**Written task:**
Gather every line in the records below that contains the word "shield".

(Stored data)
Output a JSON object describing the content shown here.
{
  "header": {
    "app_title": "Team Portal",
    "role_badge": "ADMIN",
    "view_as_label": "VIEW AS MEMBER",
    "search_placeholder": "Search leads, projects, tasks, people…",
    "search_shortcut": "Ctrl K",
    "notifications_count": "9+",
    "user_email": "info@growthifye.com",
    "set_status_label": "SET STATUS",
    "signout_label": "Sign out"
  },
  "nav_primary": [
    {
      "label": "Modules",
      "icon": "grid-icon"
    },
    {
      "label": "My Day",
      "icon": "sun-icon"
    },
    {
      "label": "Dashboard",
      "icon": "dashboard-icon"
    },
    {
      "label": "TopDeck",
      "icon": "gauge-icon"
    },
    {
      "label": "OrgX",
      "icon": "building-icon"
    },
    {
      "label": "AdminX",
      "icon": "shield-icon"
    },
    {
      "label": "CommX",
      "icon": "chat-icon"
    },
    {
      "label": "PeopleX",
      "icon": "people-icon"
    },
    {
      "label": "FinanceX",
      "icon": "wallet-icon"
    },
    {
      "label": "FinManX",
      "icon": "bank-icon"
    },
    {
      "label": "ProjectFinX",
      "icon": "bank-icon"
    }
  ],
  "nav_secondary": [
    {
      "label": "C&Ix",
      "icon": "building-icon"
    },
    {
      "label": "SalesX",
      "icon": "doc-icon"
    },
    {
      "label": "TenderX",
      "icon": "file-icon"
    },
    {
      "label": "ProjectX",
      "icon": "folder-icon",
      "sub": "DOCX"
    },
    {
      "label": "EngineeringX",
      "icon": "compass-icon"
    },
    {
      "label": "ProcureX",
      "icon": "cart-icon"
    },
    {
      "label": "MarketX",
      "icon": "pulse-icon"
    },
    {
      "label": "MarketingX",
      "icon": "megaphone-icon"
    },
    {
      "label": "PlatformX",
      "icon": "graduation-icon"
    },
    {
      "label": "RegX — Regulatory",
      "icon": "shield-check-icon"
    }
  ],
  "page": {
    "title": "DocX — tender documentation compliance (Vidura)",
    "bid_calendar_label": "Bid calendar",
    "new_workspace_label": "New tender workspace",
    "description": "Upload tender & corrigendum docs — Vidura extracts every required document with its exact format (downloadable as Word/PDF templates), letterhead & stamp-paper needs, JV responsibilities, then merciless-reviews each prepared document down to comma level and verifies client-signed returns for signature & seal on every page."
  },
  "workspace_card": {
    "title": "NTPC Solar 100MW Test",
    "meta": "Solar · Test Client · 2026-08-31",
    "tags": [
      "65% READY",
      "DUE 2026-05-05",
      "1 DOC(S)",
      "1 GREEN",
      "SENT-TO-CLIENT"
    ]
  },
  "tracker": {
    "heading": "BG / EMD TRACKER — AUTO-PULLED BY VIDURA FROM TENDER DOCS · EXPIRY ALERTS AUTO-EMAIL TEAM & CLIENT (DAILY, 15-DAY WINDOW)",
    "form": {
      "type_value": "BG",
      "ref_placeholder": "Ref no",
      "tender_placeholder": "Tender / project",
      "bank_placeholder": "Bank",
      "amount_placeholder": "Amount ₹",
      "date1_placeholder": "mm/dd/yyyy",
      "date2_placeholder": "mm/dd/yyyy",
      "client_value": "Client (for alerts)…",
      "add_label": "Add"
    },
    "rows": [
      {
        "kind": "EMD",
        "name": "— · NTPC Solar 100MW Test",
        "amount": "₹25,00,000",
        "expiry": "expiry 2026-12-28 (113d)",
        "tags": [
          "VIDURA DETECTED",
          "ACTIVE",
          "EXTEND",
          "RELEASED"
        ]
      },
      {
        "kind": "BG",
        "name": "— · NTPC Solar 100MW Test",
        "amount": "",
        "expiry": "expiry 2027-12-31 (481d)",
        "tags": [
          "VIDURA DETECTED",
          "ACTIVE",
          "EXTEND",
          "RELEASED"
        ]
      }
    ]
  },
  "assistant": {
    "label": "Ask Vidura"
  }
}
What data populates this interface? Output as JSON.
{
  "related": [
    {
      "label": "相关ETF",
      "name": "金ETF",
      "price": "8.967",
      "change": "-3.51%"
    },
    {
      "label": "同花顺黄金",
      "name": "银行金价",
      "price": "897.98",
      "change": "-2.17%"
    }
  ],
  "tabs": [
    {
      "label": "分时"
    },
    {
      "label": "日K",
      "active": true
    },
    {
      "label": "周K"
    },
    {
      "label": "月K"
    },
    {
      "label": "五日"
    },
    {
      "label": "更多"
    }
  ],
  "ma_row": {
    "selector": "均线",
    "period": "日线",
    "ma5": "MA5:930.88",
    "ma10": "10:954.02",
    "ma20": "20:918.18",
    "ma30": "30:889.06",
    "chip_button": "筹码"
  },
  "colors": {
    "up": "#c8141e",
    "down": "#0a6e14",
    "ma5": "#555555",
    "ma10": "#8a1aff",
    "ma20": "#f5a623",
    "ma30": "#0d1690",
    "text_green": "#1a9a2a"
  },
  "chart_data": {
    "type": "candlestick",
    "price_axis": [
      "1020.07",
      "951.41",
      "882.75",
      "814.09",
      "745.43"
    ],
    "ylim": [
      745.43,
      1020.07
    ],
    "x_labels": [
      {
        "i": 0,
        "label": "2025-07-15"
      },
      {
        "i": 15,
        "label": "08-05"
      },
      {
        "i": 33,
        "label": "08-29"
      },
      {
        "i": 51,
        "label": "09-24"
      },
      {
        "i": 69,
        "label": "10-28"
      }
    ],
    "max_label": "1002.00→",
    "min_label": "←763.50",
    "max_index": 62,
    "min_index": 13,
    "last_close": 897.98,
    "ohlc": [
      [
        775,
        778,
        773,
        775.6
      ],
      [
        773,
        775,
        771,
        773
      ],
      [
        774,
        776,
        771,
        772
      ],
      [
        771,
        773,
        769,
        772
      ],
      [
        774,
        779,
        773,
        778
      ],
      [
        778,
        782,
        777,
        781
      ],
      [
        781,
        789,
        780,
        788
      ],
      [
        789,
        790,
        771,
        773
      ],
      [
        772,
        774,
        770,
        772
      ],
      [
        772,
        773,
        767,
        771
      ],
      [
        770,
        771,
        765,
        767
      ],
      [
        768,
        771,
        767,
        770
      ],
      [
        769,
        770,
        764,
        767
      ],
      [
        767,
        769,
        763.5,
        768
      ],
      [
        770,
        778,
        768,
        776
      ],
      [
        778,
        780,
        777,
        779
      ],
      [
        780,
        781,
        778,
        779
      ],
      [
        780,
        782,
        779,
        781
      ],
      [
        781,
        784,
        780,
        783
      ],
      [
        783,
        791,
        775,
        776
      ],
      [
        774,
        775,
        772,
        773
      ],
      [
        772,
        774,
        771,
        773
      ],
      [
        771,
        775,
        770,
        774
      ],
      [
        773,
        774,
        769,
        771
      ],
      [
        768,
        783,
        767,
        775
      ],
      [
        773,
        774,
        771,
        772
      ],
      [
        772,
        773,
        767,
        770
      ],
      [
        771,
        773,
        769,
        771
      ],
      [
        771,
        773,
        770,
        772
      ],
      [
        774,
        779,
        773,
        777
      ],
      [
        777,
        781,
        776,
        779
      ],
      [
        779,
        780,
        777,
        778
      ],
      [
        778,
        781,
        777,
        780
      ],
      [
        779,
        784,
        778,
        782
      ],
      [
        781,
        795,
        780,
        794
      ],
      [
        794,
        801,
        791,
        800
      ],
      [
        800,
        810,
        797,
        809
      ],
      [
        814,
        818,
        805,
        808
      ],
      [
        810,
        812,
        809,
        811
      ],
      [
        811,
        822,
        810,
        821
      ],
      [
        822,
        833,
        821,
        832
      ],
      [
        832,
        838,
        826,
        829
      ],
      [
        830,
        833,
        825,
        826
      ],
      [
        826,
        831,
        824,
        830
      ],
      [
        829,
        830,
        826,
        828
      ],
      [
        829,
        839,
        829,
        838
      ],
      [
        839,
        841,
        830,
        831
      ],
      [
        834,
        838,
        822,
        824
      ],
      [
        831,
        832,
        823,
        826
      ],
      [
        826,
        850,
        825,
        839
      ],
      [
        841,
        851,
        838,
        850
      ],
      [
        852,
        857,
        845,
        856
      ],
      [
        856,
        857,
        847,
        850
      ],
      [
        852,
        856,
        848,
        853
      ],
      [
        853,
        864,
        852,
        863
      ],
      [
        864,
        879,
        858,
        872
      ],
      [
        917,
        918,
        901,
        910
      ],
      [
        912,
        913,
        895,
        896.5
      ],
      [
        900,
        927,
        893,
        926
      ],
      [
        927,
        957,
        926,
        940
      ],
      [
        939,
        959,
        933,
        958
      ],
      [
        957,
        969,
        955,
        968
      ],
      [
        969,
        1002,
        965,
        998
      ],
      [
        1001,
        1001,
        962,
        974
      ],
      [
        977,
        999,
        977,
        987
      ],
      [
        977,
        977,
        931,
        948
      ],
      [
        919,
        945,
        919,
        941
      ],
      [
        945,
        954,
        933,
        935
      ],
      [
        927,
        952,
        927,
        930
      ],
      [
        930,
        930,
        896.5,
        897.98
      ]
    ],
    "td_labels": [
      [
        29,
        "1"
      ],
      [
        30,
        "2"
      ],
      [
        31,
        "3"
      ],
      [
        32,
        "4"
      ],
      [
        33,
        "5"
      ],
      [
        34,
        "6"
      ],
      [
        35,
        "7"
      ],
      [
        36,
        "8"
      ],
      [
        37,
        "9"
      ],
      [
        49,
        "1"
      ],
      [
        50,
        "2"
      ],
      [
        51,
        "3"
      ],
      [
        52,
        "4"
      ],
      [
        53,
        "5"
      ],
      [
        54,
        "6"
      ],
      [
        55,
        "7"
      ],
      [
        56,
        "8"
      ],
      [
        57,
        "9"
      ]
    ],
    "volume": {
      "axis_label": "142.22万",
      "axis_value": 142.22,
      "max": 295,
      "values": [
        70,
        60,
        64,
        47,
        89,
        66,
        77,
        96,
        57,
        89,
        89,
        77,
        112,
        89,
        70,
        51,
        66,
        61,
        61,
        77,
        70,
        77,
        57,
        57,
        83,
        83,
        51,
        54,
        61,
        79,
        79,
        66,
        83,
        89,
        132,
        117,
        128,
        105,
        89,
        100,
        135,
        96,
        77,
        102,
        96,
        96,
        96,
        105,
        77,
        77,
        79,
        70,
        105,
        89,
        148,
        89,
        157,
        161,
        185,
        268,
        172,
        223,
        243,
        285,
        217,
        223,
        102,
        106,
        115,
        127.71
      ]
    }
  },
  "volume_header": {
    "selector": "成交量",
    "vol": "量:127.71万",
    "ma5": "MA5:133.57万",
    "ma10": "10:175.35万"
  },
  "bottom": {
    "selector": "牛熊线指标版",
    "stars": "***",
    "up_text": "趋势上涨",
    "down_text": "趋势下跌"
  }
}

**Solved problem:**
      "icon": "shield-icon"
      "icon": "shield-check-icon"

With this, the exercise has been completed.